Where a line contains the word "Artificial", copy that line.

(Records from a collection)
★ ★ ★

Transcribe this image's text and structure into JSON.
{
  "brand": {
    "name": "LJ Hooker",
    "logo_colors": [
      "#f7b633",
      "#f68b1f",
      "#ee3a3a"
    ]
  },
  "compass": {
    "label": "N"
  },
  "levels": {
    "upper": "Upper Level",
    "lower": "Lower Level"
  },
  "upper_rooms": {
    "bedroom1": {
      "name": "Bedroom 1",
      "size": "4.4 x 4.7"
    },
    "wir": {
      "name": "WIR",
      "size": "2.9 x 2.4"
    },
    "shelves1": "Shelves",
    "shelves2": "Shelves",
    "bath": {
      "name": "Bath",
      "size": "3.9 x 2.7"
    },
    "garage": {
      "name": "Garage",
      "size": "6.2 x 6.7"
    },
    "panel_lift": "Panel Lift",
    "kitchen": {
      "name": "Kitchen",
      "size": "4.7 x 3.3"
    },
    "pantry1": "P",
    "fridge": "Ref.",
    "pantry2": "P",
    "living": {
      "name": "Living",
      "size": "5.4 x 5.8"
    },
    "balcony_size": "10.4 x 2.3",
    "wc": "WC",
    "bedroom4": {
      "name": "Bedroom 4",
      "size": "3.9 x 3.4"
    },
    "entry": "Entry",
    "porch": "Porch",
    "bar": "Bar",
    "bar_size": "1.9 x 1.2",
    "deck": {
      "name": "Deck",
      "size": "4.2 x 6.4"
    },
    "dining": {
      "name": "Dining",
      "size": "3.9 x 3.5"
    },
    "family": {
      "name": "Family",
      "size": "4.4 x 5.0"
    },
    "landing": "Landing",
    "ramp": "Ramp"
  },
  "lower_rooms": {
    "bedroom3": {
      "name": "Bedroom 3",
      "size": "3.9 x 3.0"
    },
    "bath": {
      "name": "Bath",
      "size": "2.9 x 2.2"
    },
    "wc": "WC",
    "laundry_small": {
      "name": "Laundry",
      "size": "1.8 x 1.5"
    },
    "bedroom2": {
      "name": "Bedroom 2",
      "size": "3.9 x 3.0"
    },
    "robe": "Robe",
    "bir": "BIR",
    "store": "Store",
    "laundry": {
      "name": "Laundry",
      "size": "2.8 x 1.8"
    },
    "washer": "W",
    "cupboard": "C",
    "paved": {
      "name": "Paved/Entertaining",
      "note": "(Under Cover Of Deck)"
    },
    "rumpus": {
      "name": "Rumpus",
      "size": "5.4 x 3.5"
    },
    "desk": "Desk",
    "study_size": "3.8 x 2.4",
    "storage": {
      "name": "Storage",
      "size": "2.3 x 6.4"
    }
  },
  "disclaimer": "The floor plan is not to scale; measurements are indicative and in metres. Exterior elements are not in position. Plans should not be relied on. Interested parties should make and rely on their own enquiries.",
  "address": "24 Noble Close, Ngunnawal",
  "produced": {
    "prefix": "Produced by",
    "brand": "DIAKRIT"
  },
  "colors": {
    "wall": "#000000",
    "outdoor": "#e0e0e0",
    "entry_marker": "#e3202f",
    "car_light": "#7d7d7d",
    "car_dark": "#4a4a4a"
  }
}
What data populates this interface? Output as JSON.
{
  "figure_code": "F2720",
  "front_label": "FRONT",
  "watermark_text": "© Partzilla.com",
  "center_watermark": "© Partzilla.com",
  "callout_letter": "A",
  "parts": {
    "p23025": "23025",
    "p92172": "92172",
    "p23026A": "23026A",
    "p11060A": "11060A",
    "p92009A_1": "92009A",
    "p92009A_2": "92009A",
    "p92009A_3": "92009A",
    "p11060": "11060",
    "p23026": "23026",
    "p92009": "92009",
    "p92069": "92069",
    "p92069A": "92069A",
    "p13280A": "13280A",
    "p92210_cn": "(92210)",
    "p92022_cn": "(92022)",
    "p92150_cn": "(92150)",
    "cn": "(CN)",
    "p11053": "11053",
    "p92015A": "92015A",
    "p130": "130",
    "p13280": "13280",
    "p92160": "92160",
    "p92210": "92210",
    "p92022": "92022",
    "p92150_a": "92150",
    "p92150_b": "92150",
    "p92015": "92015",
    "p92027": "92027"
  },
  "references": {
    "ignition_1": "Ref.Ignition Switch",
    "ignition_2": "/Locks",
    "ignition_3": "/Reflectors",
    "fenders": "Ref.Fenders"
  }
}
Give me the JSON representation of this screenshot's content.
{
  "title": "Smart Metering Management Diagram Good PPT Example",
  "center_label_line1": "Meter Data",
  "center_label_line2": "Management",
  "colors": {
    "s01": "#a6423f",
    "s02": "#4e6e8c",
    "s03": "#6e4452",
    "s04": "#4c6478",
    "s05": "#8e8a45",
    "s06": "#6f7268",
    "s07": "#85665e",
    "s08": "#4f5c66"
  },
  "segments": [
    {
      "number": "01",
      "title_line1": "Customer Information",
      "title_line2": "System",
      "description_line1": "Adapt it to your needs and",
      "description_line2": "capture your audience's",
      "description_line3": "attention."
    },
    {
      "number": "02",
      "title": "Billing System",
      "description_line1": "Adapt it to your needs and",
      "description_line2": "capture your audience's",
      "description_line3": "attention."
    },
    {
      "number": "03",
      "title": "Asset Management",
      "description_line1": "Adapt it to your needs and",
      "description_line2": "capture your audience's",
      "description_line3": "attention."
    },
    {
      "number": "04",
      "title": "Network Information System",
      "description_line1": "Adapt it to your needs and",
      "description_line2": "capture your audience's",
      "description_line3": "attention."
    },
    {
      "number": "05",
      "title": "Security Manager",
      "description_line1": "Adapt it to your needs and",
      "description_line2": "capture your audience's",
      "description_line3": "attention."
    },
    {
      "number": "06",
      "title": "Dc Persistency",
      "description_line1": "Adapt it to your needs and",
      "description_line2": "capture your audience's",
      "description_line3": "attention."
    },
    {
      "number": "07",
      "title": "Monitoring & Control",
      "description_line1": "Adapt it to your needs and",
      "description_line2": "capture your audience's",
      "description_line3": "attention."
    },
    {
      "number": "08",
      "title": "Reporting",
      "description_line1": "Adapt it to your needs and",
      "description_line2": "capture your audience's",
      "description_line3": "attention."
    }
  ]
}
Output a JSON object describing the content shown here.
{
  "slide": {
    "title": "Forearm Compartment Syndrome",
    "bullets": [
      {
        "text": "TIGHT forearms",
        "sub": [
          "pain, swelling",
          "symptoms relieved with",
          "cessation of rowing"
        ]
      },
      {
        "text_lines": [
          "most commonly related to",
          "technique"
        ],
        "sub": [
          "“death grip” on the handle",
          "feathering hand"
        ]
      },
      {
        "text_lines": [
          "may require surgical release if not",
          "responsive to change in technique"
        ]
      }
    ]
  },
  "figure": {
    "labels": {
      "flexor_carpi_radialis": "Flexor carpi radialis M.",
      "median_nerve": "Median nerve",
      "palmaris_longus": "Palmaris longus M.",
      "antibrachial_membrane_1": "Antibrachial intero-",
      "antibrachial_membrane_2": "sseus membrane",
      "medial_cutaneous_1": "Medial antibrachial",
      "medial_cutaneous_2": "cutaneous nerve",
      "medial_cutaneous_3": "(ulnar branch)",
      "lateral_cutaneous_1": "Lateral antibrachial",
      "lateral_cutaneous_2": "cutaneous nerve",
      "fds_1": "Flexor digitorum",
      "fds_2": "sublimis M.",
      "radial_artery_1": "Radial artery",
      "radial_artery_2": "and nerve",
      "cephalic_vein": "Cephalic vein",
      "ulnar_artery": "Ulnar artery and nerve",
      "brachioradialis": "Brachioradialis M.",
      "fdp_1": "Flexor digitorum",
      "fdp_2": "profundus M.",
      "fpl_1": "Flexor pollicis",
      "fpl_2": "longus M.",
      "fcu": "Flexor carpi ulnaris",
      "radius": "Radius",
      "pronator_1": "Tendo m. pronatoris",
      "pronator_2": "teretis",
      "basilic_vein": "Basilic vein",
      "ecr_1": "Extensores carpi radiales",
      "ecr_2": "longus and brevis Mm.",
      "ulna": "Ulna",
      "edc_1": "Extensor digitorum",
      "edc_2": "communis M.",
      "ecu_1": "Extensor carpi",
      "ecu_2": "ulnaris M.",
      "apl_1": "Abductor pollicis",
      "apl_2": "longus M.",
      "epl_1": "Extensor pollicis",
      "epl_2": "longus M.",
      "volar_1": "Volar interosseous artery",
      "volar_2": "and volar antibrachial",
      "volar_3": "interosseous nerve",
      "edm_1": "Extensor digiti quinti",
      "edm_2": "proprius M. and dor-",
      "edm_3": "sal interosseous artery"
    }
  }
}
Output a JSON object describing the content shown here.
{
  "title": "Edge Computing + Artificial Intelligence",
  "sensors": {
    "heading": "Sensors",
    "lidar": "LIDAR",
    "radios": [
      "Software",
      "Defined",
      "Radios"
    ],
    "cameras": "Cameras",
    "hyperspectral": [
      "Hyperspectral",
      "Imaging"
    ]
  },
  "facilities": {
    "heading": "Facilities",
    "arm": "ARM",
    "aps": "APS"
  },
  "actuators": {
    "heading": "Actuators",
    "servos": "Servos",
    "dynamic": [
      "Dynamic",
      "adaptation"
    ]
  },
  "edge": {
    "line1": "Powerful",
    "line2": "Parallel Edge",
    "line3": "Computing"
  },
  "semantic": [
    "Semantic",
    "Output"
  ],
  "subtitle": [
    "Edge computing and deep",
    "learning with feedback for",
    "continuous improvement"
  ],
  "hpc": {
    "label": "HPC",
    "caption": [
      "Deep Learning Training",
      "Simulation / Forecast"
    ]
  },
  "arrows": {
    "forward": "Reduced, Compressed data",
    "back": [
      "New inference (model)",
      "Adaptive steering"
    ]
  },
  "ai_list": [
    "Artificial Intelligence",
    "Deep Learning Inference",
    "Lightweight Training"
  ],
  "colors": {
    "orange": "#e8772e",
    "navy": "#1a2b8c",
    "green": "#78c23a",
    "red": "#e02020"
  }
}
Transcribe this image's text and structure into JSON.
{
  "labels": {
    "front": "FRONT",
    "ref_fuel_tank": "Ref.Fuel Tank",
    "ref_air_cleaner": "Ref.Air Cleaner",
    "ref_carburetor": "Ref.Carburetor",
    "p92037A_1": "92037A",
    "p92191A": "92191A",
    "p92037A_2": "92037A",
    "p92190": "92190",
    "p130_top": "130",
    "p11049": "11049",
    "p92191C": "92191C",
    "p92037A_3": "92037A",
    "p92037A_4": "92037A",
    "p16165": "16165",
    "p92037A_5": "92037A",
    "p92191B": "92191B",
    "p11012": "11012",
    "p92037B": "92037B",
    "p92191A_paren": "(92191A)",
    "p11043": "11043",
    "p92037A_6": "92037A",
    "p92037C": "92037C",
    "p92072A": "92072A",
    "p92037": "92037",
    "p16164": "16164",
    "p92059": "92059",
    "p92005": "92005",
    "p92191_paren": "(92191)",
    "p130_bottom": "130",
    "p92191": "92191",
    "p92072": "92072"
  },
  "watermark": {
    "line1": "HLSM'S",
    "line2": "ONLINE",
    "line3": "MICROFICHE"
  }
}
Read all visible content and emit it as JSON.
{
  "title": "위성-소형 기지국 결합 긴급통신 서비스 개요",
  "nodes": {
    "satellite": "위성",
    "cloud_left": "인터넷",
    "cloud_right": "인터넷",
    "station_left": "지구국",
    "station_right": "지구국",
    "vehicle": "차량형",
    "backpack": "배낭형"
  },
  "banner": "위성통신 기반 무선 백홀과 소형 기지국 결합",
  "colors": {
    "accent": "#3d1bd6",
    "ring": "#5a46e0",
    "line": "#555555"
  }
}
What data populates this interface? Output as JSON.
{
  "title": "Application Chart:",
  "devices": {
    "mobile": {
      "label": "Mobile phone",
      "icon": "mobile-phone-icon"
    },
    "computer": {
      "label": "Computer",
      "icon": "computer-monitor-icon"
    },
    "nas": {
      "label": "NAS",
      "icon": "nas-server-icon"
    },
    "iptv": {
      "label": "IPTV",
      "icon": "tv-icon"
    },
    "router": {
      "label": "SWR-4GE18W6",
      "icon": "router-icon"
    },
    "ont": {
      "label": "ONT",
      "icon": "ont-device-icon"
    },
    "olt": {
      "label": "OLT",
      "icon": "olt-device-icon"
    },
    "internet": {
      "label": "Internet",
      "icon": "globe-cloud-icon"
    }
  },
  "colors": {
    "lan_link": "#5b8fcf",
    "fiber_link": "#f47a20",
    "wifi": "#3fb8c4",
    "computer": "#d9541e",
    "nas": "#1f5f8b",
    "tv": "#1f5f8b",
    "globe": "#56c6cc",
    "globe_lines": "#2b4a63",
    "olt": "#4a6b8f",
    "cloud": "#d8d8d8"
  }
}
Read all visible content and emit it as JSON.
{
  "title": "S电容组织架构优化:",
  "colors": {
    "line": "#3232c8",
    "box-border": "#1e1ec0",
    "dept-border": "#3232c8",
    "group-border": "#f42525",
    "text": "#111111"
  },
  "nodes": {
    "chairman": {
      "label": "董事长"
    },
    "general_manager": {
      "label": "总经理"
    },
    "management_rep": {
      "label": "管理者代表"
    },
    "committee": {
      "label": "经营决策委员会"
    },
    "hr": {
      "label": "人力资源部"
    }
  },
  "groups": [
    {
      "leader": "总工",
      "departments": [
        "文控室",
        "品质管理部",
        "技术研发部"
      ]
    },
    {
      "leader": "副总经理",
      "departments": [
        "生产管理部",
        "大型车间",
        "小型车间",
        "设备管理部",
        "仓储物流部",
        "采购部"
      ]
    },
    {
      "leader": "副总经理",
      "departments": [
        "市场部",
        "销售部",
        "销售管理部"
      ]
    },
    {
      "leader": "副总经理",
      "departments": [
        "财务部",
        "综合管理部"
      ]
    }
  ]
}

★ ★ ★

:: Reply to the exercise ::
  "title": "Edge Computing + Artificial Intelligence",
    "Artificial Intelligence",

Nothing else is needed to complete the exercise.